▶ _WRITTEN INSTRUCTION_: What follows is a set of records, each of which is to be written out exactly.
[DATA ROWS start]
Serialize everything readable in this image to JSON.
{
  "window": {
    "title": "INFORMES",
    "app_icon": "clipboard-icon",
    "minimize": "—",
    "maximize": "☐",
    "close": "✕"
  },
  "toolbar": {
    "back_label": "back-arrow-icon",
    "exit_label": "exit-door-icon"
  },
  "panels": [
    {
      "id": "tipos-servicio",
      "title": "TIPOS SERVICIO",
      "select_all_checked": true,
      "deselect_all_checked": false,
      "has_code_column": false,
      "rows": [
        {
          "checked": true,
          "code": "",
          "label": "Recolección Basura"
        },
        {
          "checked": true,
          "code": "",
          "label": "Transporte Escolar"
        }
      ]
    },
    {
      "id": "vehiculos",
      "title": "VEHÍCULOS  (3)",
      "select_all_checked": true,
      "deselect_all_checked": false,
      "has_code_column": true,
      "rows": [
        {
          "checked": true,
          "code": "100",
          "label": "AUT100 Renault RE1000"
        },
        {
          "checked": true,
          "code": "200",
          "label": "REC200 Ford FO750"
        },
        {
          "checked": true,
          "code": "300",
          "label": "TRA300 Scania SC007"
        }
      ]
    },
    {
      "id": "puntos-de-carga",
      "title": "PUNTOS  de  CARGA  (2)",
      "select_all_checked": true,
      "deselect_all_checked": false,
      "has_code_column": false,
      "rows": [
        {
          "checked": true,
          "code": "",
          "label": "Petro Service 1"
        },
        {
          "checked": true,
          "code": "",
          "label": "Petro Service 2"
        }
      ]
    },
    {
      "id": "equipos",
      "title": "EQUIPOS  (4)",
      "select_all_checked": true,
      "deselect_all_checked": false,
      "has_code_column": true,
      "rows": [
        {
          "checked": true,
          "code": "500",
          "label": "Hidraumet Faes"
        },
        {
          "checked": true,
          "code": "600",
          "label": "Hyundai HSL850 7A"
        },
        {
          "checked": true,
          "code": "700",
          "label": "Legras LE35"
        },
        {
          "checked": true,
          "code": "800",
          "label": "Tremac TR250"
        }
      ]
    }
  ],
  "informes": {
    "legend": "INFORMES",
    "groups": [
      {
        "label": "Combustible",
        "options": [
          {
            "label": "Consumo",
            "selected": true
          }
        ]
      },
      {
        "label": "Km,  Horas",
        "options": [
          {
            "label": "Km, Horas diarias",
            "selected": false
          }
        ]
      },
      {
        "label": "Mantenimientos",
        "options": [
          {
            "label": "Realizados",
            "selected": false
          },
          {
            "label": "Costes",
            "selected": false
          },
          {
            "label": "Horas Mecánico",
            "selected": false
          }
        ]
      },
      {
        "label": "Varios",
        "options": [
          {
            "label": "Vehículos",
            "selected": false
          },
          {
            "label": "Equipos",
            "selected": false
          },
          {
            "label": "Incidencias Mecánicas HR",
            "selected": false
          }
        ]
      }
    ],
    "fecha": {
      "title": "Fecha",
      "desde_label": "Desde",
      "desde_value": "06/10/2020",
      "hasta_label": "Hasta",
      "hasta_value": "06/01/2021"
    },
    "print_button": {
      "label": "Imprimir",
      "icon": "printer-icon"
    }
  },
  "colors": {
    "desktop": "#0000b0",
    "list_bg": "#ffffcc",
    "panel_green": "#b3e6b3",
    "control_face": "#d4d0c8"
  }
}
[DATA ROWS end]
▶ _ANSWER TO THIS PROBLEM_:
Serialize everything readable in this image to JSON.
{
  "window": {
    "title": "INFORMES",
    "app_icon": "clipboard-icon",
    "minimize": "—",
    "maximize": "☐",
    "close": "✕"
  },
  "toolbar": {
    "back_label": "back-arrow-icon",
    "exit_label": "exit-door-icon"
  },
  "panels": [
    {
      "id": "tipos-servicio",
      "title": "TIPOS SERVICIO",
      "select_all_checked": true,
      "deselect_all_checked": false,
      "has_code_column": false,
      "rows": [
        {
          "checked": true,
          "code": "",
          "label": "Recolección Basura"
        },
        {
          "checked": true,
          "code": "",
          "label": "Transporte Escolar"
        }
      ]
    },
    {
      "id": "vehiculos",
      "title": "VEHÍCULOS  (3)",
      "select_all_checked": true,
      "deselect_all_checked": false,
      "has_code_column": true,
      "rows": [
        {
          "checked": true,
          "code": "100",
          "label": "AUT100 Renault RE1000"
        },
        {
          "checked": true,
          "code": "200",
          "label": "REC200 Ford FO750"
        },
        {
          "checked": true,
          "code": "300",
          "label": "TRA300 Scania SC007"
        }
      ]
    },
    {
      "id": "puntos-de-carga",
      "title": "PUNTOS  de  CARGA  (2)",
      "select_all_checked": true,
      "deselect_all_checked": false,
      "has_code_column": false,
      "rows": [
        {
          "checked": true,
          "code": "",
          "label": "Petro Service 1"
        },
        {
          "checked": true,
          "code": "",
          "label": "Petro Service 2"
        }
      ]
    },
    {
      "id": "equipos",
      "title": "EQUIPOS  (4)",
      "select_all_checked": true,
      "deselect_all_checked": false,
      "has_code_column": true,
      "rows": [
        {
          "checked": true,
          "code": "500",
          "label": "Hidraumet Faes"
        },
        {
          "checked": true,
          "code": "600",
          "label": "Hyundai HSL850 7A"
        },
        {
          "checked": true,
          "code": "700",
          "label": "Legras LE35"
        },
        {
          "checked": true,
          "code": "800",
          "label": "Tremac TR250"
        }
      ]
    }
  ],
  "informes": {
    "legend": "INFORMES",
    "groups": [
      {
        "label": "Combustible",
        "options": [
          {
            "label": "Consumo",
            "selected": true
          }
        ]
      },
      {
        "label": "Km,  Horas",
        "options": [
          {
            "label": "Km, Horas diarias",
            "selected": false
          }
        ]
      },
      {
        "label": "Mantenimientos",
        "options": [
          {
            "label": "Realizados",
            "selected": false
          },
          {
            "label": "Costes",
            "selected": false
          },
          {
            "label": "Horas Mecánico",
            "selected": false
          }
        ]
      },
      {
        "label": "Varios",
        "options": [
          {
            "label": "Vehículos",
            "selected": false
          },
          {
            "label": "Equipos",
            "selected": false
          },
          {
            "label": "Incidencias Mecánicas HR",
            "selected": false
          }
        ]
      }
    ],
    "fecha": {
      "title": "Fecha",
      "desde_label": "Desde",
      "desde_value": "06/10/2020",
      "hasta_label": "Hasta",
      "hasta_value": "06/01/2021"
    },
    "print_button": {
      "label": "Imprimir",
      "icon": "printer-icon"
    }
  },
  "colors": {
    "desktop": "#0000b0",
    "list_bg": "#ffffcc",
    "panel_green": "#b3e6b3",
    "control_face": "#d4d0c8"
  }
}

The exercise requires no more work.